**What to work on**
Leave out the pictures and copy every record exactly.

**Data to process**
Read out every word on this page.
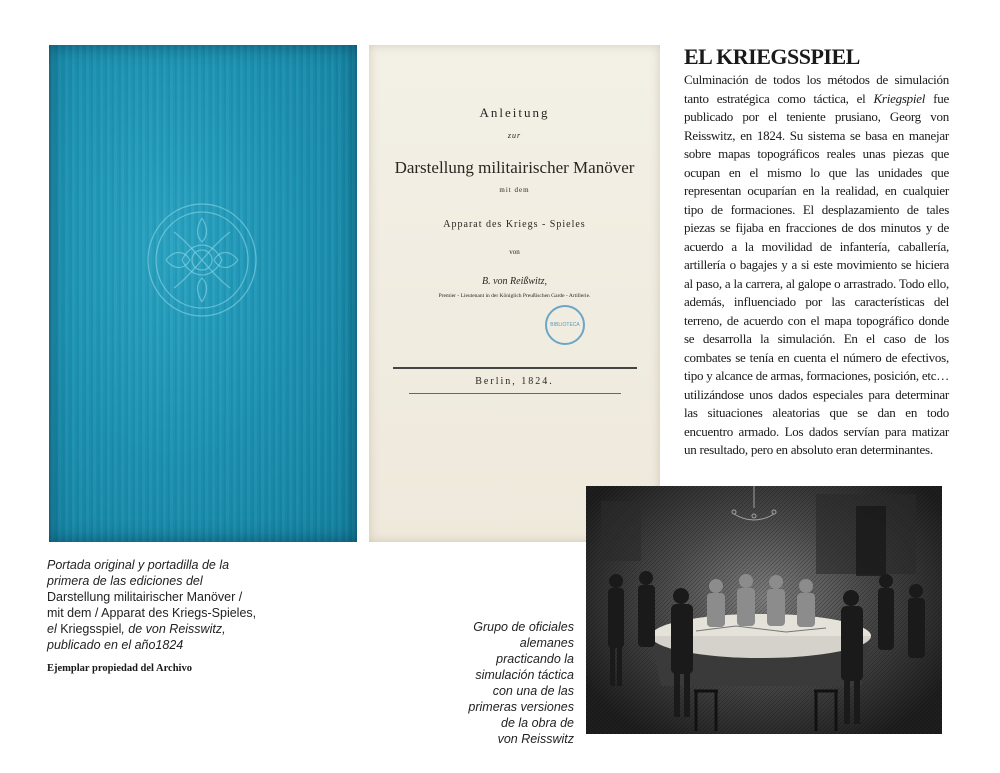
Anleitung
zur
Darstellung militairischer Manöver
mit dem
Apparat des Kriegs - Spieles
von
B. von Reißwitz,
Premier - Lieutenant in der Königlich Preußischen Garde - Artillerie.
BIBLIOTECA
Berlin, 1824.
EL KRIEGSSPIEL

Culminación de todos los métodos de simulación tanto estratégica como táctica, el Kriegspiel fue publicado por el teniente prusiano, Georg von Reisswitz, en 1824. Su sistema se basa en manejar sobre mapas topográficos reales unas piezas que ocupan en el mismo lo que las unidades que representan ocuparían en la realidad, en cualquier tipo de formaciones. El desplazamiento de tales piezas se fijaba en fracciones de dos minutos y de acuerdo a la movilidad de infantería, caballería, artillería o bagajes y a si este movimiento se hiciera al paso, a la carrera, al galope o arrastrado. Todo ello, además, influenciado por las características del terreno, de acuerdo con el mapa topográfico donde se desarrolla la simulación. En el caso de los combates se tenía en cuenta el número de efectivos, tipo y alcance de armas, formaciones, posición, etc… utilizándose unos dados especiales para determinar las situaciones aleatorias que se dan en todo encuentro armado. Los dados servían para matizar un resultado, pero en absoluto eran determinantes.

Portada original y portadilla de la
primera de las ediciones del
Darstellung militairischer Manöver /
mit dem / Apparat des Kriegs-Spieles,
el Kriegsspiel, de von Reisswitz,
publicado en el año1824

Ejemplar propiedad del Archivo

Grupo de oficiales
alemanes
practicando la
simulación táctica
con una de las
primeras versiones
de la obra de
von Reisswitz
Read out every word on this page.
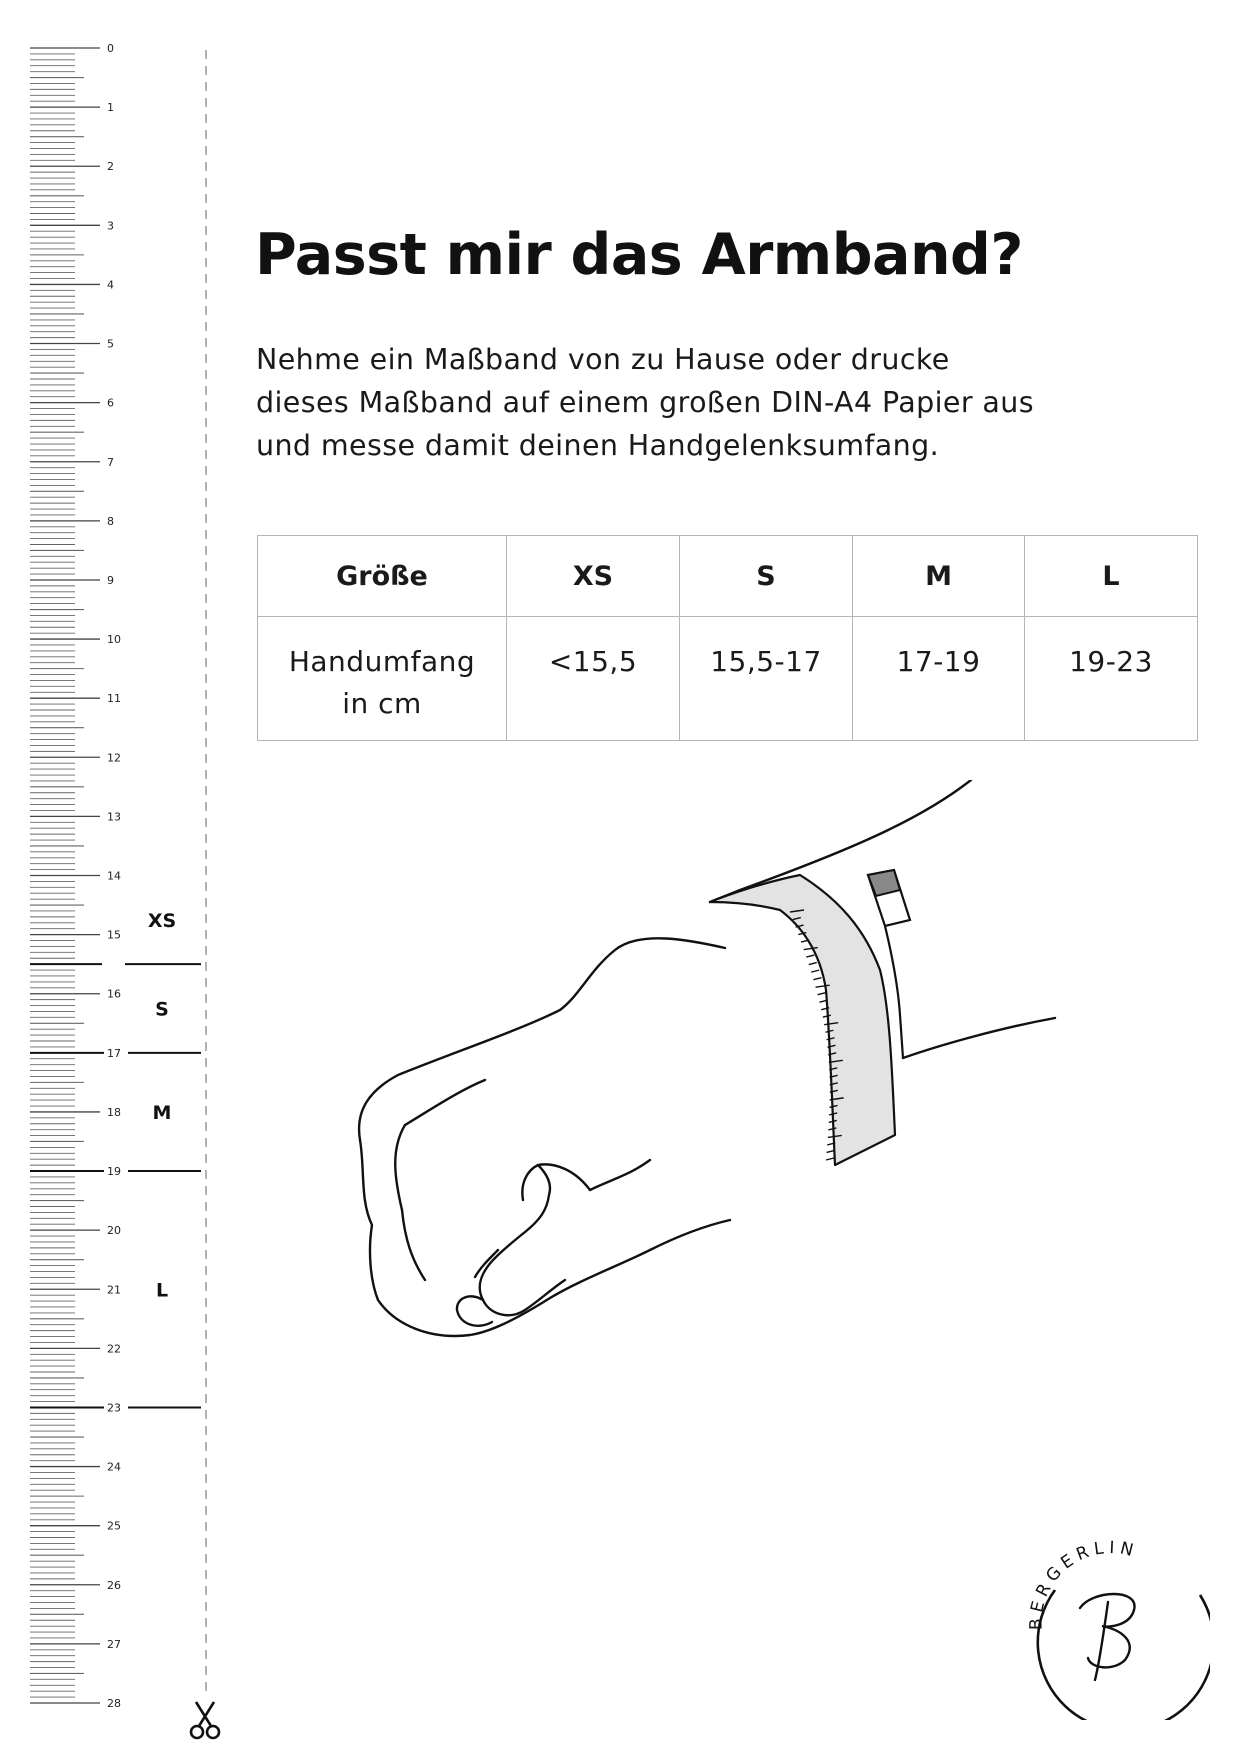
0
1
2
3
4
5
6
7
8
9
10
11
12
13
14
15
16
17
18
19
20
21
22
23
24
25
26
27
28
XS
S
M
L
Passt mir das Armband?
Nehme ein Maßband von zu Hause oder drucke
dieses Maßband auf einem großen DIN-A4 Papier aus
und messe damit deinen Handgelenksumfang.
Größe	XS	S	M	L
Handumfang
in cm	<15,5	15,5-17	17-19	19-23
BERGERLIN
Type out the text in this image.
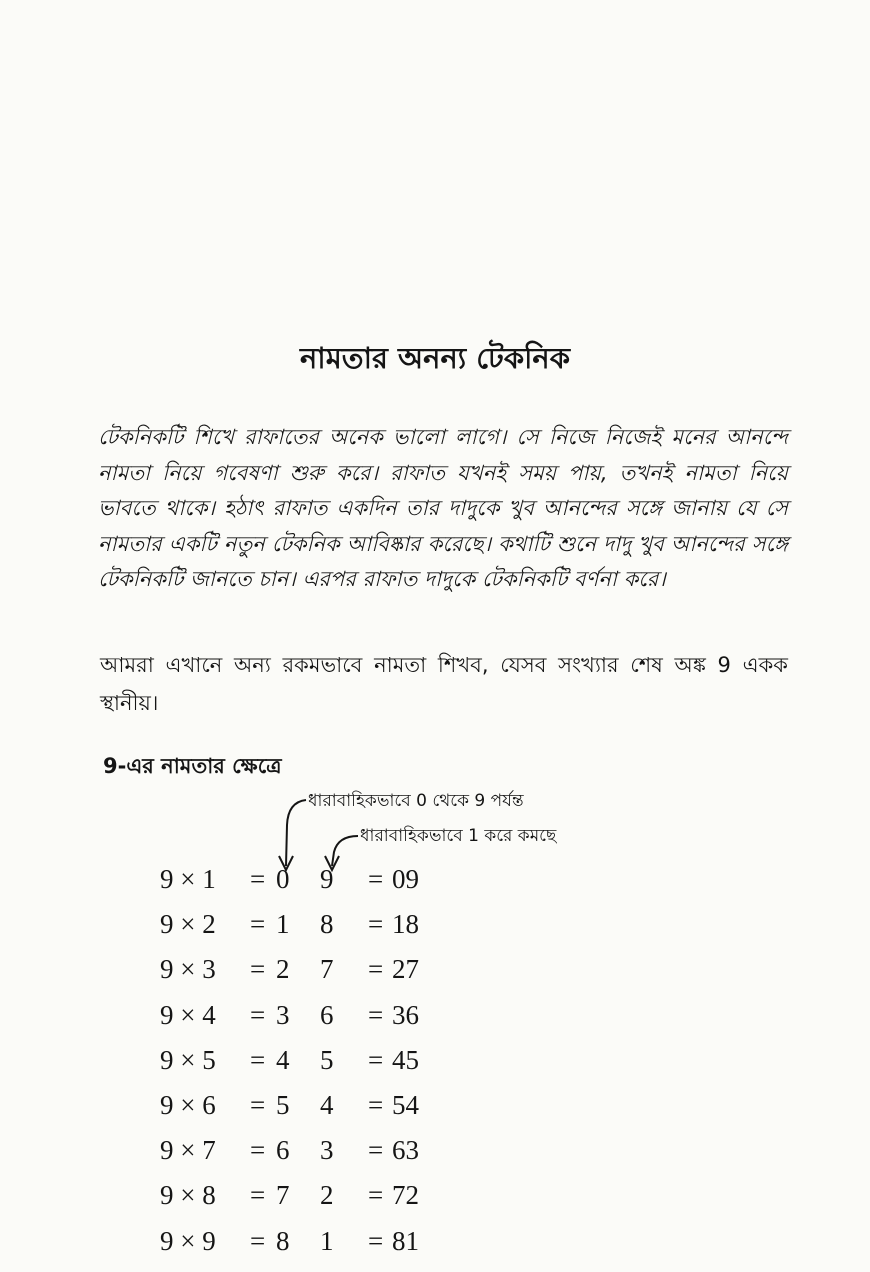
নামতার অনন্য টেকনিক
টেকনিকটি শিখে রাফাতের অনেক ভালো লাগে। সে নিজে নিজেই মনের আনন্দে নামতা নিয়ে গবেষণা শুরু করে। রাফাত যখনই সময় পায়, তখনই নামতা নিয়ে ভাবতে থাকে। হঠাৎ রাফাত একদিন তার দাদুকে খুব আনন্দের সঙ্গে জানায় যে সে নামতার একটি নতুন টেকনিক আবিষ্কার করেছে। কথাটি শুনে দাদু খুব আনন্দের সঙ্গে টেকনিকটি জানতে চান। এরপর রাফাত দাদুকে টেকনিকটি বর্ণনা করে।
আমরা এখানে অন্য রকমভাবে নামতা শিখব, যেসব সংখ্যার শেষ অঙ্ক 9 একক স্থানীয়।
9-এর নামতার ক্ষেত্রে
ধারাবাহিকভাবে 0 থেকে 9 পর্যন্ত
ধারাবাহিকভাবে 1 করে কমছে
9 × 1 = 0 9 = 09
9 × 2 = 1 8 = 18
9 × 3 = 2 7 = 27
9 × 4 = 3 6 = 36
9 × 5 = 4 5 = 45
9 × 6 = 5 4 = 54
9 × 7 = 6 3 = 63
9 × 8 = 7 2 = 72
9 × 9 = 8 1 = 81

**Output of the task**
Read out every word on this page.
Anleitung
zur
Darstellung militairischer Manöver
mit dem
Apparat des Kriegs - Spieles
von
B. von Reißwitz,
Premier - Lieutenant in der Königlich Preußischen Garde - Artillerie.
BIBLIOTECA
Berlin, 1824.
EL KRIEGSSPIEL

Culminación de todos los métodos de simulación tanto estratégica como táctica, el Kriegspiel fue publicado por el teniente prusiano, Georg von Reisswitz, en 1824. Su sistema se basa en manejar sobre mapas topográficos reales unas piezas que ocupan en el mismo lo que las unidades que representan ocuparían en la realidad, en cualquier tipo de formaciones. El desplazamiento de tales piezas se fijaba en fracciones de dos minutos y de acuerdo a la movilidad de infantería, caballería, artillería o bagajes y a si este movimiento se hiciera al paso, a la carrera, al galope o arrastrado. Todo ello, además, influenciado por las características del terreno, de acuerdo con el mapa topográfico donde se desarrolla la simulación. En el caso de los combates se tenía en cuenta el número de efectivos, tipo y alcance de armas, formaciones, posición, etc… utilizándose unos dados especiales para determinar las situaciones aleatorias que se dan en todo encuentro armado. Los dados servían para matizar un resultado, pero en absoluto eran determinantes.

Portada original y portadilla de la
primera de las ediciones del
Darstellung militairischer Manöver /
mit dem / Apparat des Kriegs-Spieles,
el Kriegsspiel, de von Reisswitz,
publicado en el año1824

Ejemplar propiedad del Archivo

Grupo de oficiales
alemanes
practicando la
simulación táctica
con una de las
primeras versiones
de la obra de
von Reisswitz
Read out every word on this page.
0
1
2
3
4
5
6
7
8
9
10
11
12
13
14
15
16
17
18
19
20
21
22
23
24
25
26
27
28
XS
S
M
L
Passt mir das Armband?
Nehme ein Maßband von zu Hause oder drucke
dieses Maßband auf einem großen DIN-A4 Papier aus
und messe damit deinen Handgelenksumfang.
Größe	XS	S	M	L
Handumfang
in cm	<15,5	15,5-17	17-19	19-23
BERGERLIN
Type out the text in this image.
নামতার অনন্য টেকনিক
টেকনিকটি শিখে রাফাতের অনেক ভালো লাগে। সে নিজে নিজেই মনের আনন্দে নামতা নিয়ে গবেষণা শুরু করে। রাফাত যখনই সময় পায়, তখনই নামতা নিয়ে ভাবতে থাকে। হঠাৎ রাফাত একদিন তার দাদুকে খুব আনন্দের সঙ্গে জানায় যে সে নামতার একটি নতুন টেকনিক আবিষ্কার করেছে। কথাটি শুনে দাদু খুব আনন্দের সঙ্গে টেকনিকটি জানতে চান। এরপর রাফাত দাদুকে টেকনিকটি বর্ণনা করে।
আমরা এখানে অন্য রকমভাবে নামতা শিখব, যেসব সংখ্যার শেষ অঙ্ক 9 একক স্থানীয়।
9-এর নামতার ক্ষেত্রে
ধারাবাহিকভাবে 0 থেকে 9 পর্যন্ত
ধারাবাহিকভাবে 1 করে কমছে
9 × 1 = 0 9 = 09
9 × 2 = 1 8 = 18
9 × 3 = 2 7 = 27
9 × 4 = 3 6 = 36
9 × 5 = 4 5 = 45
9 × 6 = 5 4 = 54
9 × 7 = 6 3 = 63
9 × 8 = 7 2 = 72
9 × 9 = 8 1 = 81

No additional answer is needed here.